[Data extracted from a collection]
────────────────────────────────────────

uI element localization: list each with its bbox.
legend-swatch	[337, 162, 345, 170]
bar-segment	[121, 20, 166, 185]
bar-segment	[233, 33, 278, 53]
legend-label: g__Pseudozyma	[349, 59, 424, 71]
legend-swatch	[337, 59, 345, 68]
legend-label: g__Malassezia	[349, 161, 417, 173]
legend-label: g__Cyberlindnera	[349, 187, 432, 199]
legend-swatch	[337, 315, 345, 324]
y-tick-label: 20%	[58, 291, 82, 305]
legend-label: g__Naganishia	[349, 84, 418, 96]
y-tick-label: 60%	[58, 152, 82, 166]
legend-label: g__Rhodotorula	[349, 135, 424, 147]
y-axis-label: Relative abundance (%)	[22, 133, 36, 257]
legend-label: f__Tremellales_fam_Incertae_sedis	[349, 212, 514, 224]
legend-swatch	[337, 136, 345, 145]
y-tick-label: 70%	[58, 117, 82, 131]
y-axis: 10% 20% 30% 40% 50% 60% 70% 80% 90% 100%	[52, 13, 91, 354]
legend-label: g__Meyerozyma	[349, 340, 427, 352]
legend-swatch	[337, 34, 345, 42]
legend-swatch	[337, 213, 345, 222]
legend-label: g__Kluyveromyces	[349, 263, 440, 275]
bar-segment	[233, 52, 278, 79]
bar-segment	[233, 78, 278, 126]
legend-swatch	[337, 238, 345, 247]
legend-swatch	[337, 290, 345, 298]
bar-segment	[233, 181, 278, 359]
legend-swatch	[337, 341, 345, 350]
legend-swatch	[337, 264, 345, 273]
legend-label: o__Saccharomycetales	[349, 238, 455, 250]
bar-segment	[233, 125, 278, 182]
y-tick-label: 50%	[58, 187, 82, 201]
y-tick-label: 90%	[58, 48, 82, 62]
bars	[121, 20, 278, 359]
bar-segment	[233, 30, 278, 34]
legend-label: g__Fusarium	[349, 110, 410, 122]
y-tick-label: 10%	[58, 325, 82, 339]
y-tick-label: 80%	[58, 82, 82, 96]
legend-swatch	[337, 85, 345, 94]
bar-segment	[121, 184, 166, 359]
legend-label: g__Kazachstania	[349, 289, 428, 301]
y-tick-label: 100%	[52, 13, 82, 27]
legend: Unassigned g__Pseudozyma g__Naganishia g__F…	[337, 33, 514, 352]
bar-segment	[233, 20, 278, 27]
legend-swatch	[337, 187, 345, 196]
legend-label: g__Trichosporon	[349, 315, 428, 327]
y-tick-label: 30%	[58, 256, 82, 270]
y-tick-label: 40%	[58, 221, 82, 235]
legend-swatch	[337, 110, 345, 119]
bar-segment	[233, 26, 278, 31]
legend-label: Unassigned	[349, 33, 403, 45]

────────────────────────────────────────

- **PROBLEM TO SOLVE**
Could you extract the entries above, starting at the first line and ending with the line containing "340, 427, 352]", and reproduce those lines without any change?

- **RESPONSE**
uI element localization: list each with its bbox.
legend-swatch	[337, 162, 345, 170]
bar-segment	[121, 20, 166, 185]
bar-segment	[233, 33, 278, 53]
legend-label: g__Pseudozyma	[349, 59, 424, 71]
legend-swatch	[337, 59, 345, 68]
legend-label: g__Malassezia	[349, 161, 417, 173]
legend-label: g__Cyberlindnera	[349, 187, 432, 199]
legend-swatch	[337, 315, 345, 324]
y-tick-label: 20%	[58, 291, 82, 305]
legend-label: g__Naganishia	[349, 84, 418, 96]
y-tick-label: 60%	[58, 152, 82, 166]
legend-label: g__Rhodotorula	[349, 135, 424, 147]
y-axis-label: Relative abundance (%)	[22, 133, 36, 257]
legend-label: f__Tremellales_fam_Incertae_sedis	[349, 212, 514, 224]
legend-swatch	[337, 136, 345, 145]
y-tick-label: 70%	[58, 117, 82, 131]
y-axis: 10% 20% 30% 40% 50% 60% 70% 80% 90% 100%	[52, 13, 91, 354]
legend-label: g__Meyerozyma	[349, 340, 427, 352]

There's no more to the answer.